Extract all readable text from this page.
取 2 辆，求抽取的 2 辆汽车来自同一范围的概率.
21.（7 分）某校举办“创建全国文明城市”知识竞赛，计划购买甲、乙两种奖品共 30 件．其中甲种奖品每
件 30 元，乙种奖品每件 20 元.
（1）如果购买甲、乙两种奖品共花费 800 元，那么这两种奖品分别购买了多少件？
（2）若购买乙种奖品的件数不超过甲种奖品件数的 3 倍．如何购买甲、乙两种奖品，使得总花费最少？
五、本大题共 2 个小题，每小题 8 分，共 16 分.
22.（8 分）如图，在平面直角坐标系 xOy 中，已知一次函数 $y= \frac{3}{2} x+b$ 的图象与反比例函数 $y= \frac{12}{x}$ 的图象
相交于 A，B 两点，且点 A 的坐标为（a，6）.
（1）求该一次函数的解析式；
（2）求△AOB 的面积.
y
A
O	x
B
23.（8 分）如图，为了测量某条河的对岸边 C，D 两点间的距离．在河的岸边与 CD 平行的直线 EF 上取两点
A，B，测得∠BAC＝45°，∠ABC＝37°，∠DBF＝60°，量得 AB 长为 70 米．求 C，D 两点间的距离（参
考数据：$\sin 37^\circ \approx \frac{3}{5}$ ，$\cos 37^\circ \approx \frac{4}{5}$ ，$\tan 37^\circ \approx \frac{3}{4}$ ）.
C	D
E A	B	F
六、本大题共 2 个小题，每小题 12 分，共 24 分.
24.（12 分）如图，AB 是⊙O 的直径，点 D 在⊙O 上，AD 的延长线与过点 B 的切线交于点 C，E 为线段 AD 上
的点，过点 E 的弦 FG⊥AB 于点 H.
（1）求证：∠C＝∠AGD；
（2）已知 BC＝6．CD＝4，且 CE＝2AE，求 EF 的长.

☆ ☆ ☆ ☆ ☆

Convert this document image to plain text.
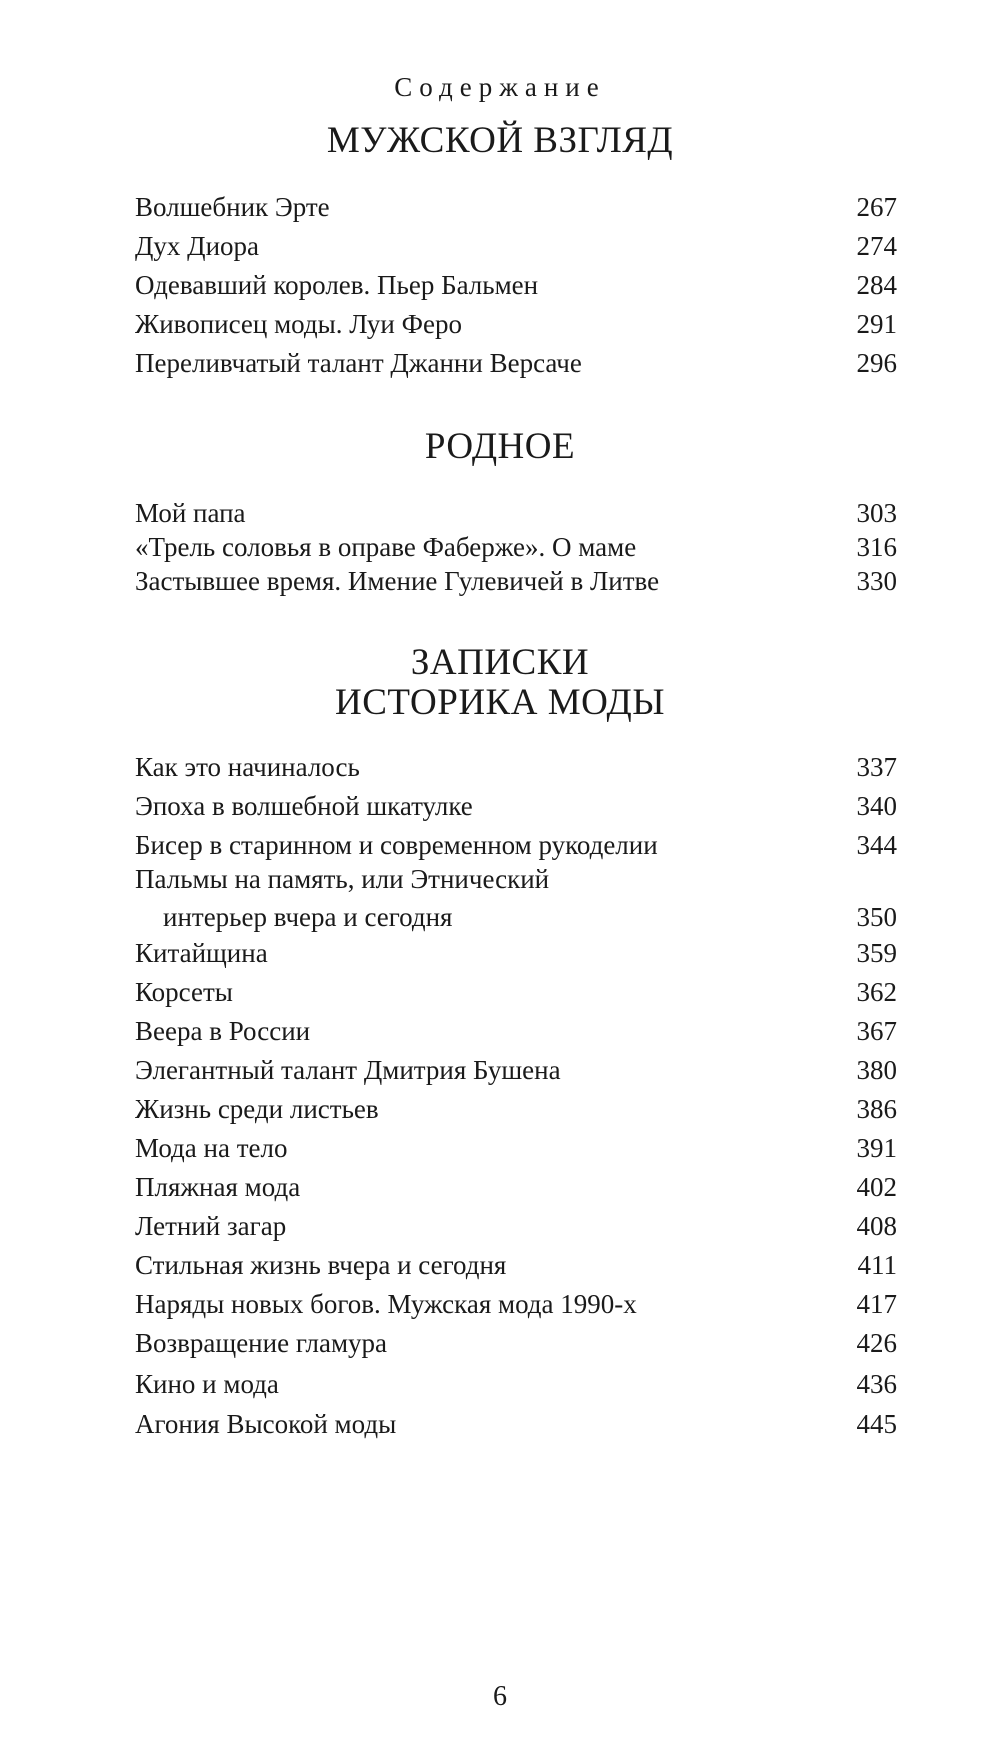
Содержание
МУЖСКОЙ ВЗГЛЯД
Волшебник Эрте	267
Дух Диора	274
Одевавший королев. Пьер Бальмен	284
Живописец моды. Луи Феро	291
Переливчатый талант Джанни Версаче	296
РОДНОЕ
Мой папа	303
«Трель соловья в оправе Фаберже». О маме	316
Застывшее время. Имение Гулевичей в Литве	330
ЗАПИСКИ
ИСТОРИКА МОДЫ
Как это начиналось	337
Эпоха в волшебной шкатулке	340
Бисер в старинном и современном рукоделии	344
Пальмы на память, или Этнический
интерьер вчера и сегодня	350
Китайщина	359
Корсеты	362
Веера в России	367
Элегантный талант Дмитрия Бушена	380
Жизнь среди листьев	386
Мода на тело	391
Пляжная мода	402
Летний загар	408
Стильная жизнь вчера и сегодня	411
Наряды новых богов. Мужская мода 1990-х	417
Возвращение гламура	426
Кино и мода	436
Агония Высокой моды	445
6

☆ ☆ ☆ ☆ ☆

**What this task involves**. Every line that holds the word "талант" should be extracted.

**Answer**.
Переливчатый талант Джанни Версаче	296
Элегантный талант Дмитрия Бушена	380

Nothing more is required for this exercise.